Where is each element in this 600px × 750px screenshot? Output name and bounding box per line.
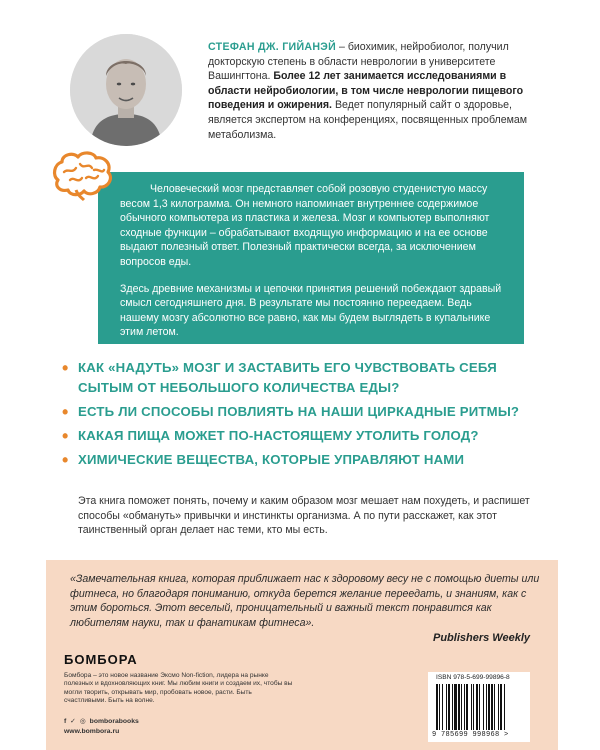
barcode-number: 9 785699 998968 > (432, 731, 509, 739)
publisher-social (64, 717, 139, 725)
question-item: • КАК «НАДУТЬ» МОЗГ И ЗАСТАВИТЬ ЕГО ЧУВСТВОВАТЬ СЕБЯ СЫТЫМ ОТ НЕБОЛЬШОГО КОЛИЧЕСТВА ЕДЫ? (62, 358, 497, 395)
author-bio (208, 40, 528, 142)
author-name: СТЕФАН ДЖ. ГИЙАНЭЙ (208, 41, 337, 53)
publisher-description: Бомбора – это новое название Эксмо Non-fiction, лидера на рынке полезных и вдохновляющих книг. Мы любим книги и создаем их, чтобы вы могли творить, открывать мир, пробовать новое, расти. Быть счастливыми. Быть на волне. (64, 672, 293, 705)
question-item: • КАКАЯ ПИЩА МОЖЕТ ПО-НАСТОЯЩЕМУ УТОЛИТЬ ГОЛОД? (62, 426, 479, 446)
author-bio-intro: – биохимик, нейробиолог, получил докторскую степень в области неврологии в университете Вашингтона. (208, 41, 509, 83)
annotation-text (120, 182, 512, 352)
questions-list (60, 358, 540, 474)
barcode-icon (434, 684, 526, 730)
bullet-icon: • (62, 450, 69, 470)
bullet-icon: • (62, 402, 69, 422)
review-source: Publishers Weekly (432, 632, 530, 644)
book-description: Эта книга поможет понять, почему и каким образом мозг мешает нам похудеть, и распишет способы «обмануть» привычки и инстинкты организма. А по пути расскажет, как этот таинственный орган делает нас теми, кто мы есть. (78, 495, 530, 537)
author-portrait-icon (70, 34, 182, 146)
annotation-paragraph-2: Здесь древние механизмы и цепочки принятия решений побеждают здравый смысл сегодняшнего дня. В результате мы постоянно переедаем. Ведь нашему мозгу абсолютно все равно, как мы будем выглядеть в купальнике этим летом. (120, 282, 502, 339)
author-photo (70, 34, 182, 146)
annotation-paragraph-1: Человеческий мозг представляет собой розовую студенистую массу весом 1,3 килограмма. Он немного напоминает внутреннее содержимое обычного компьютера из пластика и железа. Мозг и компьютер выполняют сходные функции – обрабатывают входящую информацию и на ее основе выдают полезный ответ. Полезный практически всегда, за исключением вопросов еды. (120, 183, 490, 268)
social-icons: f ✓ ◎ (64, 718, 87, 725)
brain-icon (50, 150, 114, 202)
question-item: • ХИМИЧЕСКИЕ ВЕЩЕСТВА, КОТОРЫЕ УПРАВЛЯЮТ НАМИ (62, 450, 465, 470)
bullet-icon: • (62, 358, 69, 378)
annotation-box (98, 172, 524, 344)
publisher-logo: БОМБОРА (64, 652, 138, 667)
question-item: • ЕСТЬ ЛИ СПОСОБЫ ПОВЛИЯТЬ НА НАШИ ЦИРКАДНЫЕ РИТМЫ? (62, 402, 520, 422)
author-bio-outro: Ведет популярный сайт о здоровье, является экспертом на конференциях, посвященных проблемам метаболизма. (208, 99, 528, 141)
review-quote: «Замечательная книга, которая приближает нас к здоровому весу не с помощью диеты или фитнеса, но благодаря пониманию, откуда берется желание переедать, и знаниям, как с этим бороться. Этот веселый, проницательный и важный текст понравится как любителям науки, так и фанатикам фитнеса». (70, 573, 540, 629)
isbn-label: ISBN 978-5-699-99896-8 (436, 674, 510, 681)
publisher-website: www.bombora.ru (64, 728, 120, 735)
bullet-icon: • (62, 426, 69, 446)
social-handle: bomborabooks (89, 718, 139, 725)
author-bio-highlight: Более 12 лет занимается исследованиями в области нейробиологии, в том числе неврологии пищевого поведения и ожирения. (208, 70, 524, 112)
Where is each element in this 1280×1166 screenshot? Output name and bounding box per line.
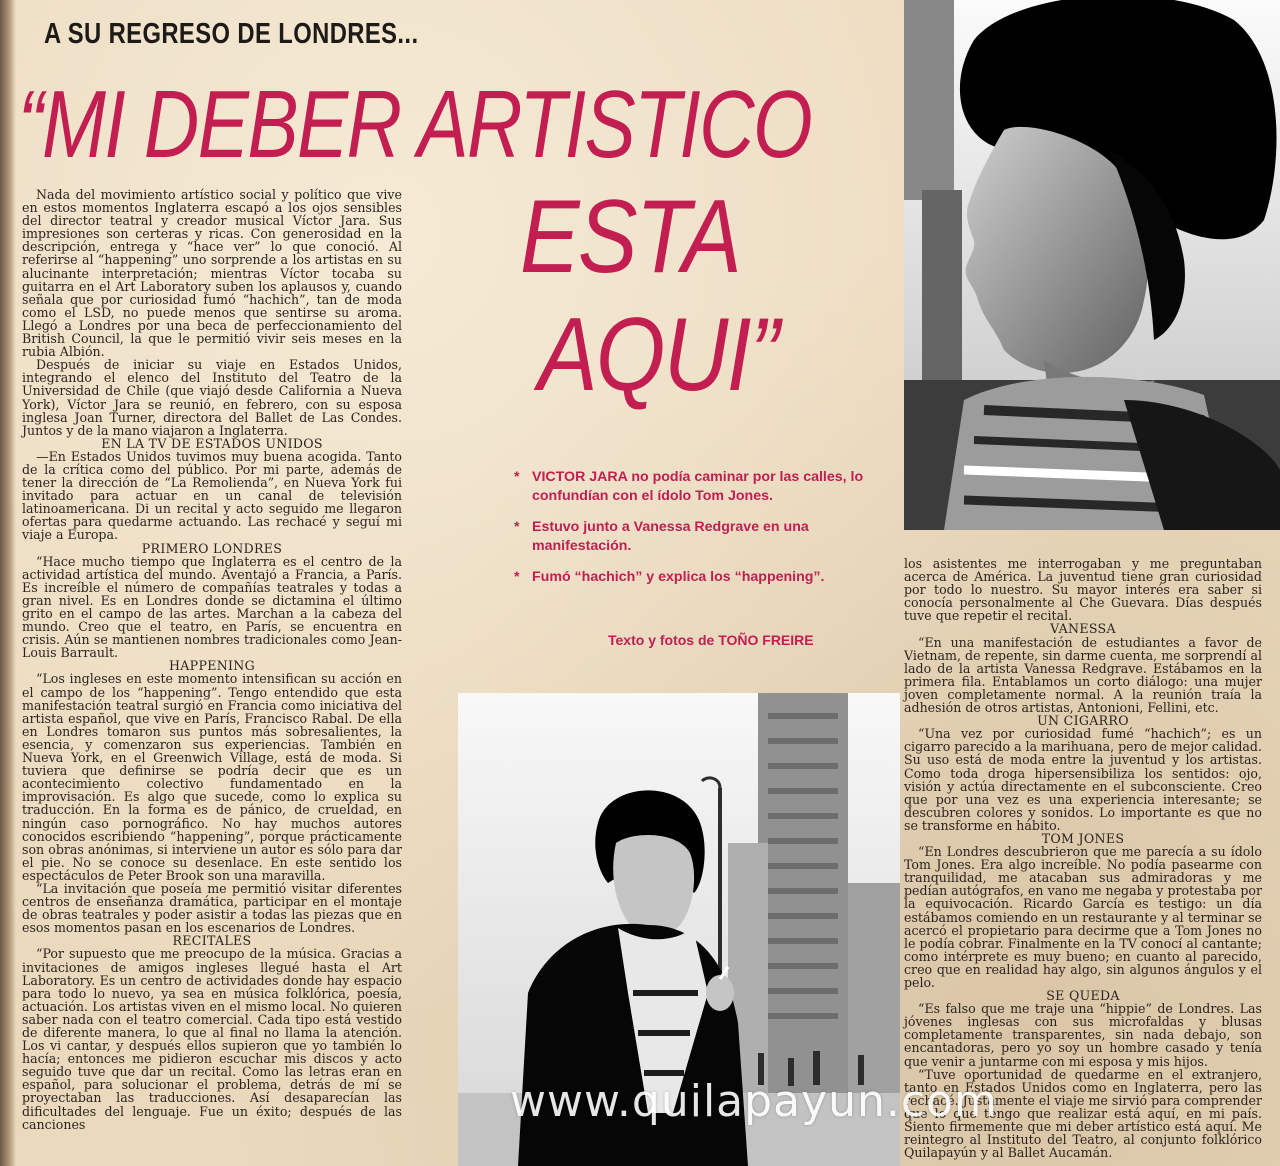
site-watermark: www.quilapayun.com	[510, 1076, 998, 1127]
####
• [WRITTEN TASK] Reproduce the lines of all the records, swapping every "bullet-icon" for "bullet-mark" and leaving everything else unchanged. Omit the pictures from your answer.

• [WRITTEN SOLUTION]
Where is each element in this 600px × 750px screenshot? Output name and bounding box per line.
barcode-number: 9 785699 998968 > (432, 731, 509, 739)
publisher-social (64, 717, 139, 725)
question-item: • КАК «НАДУТЬ» МОЗГ И ЗАСТАВИТЬ ЕГО ЧУВСТВОВАТЬ СЕБЯ СЫТЫМ ОТ НЕБОЛЬШОГО КОЛИЧЕСТВА ЕДЫ? (62, 358, 497, 395)
author-bio (208, 40, 528, 142)
author-name: СТЕФАН ДЖ. ГИЙАНЭЙ (208, 41, 337, 53)
publisher-description: Бомбора – это новое название Эксмо Non-fiction, лидера на рынке полезных и вдохновляющих книг. Мы любим книги и создаем их, чтобы вы могли творить, открывать мир, пробовать новое, расти. Быть счастливыми. Быть на волне. (64, 672, 293, 705)
question-item: • КАКАЯ ПИЩА МОЖЕТ ПО-НАСТОЯЩЕМУ УТОЛИТЬ ГОЛОД? (62, 426, 479, 446)
author-bio-intro: – биохимик, нейробиолог, получил докторскую степень в области неврологии в университете Вашингтона. (208, 41, 509, 83)
annotation-text (120, 182, 512, 352)
questions-list (60, 358, 540, 474)
barcode-icon (434, 684, 526, 730)
bullet-mark: • (62, 450, 69, 470)
bullet-mark: • (62, 402, 69, 422)
review-source: Publishers Weekly (432, 632, 530, 644)
book-description: Эта книга поможет понять, почему и каким образом мозг мешает нам похудеть, и распишет способы «обмануть» привычки и инстинкты организма. А по пути расскажет, как этот таинственный орган делает нас теми, кто мы есть. (78, 495, 530, 537)
author-portrait-icon (70, 34, 182, 146)
annotation-paragraph-2: Здесь древние механизмы и цепочки принятия решений побеждают здравый смысл сегодняшнего дня. В результате мы постоянно переедаем. Ведь нашему мозгу абсолютно все равно, как мы будем выглядеть в купальнике этим летом. (120, 282, 502, 339)
author-photo (70, 34, 182, 146)
annotation-paragraph-1: Человеческий мозг представляет собой розовую студенистую массу весом 1,3 килограмма. Он немного напоминает внутреннее содержимое обычного компьютера из пластика и железа. Мозг и компьютер выполняют сходные функции – обрабатывают входящую информацию и на ее основе выдают полезный ответ. Полезный практически всегда, за исключением вопросов еды. (120, 183, 490, 268)
social-icons: f ✓ ◎ (64, 718, 87, 725)
brain-icon (50, 150, 114, 202)
question-item: • ХИМИЧЕСКИЕ ВЕЩЕСТВА, КОТОРЫЕ УПРАВЛЯЮТ НАМИ (62, 450, 465, 470)
bullet-mark: • (62, 358, 69, 378)
annotation-box (98, 172, 524, 344)
publisher-logo: БОМБОРА (64, 652, 138, 667)
question-item: • ЕСТЬ ЛИ СПОСОБЫ ПОВЛИЯТЬ НА НАШИ ЦИРКАДНЫЕ РИТМЫ? (62, 402, 520, 422)
author-bio-outro: Ведет популярный сайт о здоровье, является экспертом на конференциях, посвященных проблемам метаболизма. (208, 99, 528, 141)
review-quote: «Замечательная книга, которая приближает нас к здоровому весу не с помощью диеты или фитнеса, но благодаря пониманию, откуда берется желание переедать, и знаниям, как с этим бороться. Этот веселый, проницательный и важный текст понравится как любителям науки, так и фанатикам фитнеса». (70, 573, 540, 629)
isbn-label: ISBN 978-5-699-99896-8 (436, 674, 510, 681)
publisher-website: www.bombora.ru (64, 728, 120, 735)
bullet-mark: • (62, 426, 69, 446)
social-handle: bomborabooks (89, 718, 139, 725)
author-bio-highlight: Более 12 лет занимается исследованиями в области нейробиологии, в том числе неврологии пищевого поведения и ожирения. (208, 70, 524, 112)
Where is each element in this 1280×1166 screenshot? Output name and bounding box per line.
site-watermark: www.quilapayun.com	[510, 1076, 998, 1127]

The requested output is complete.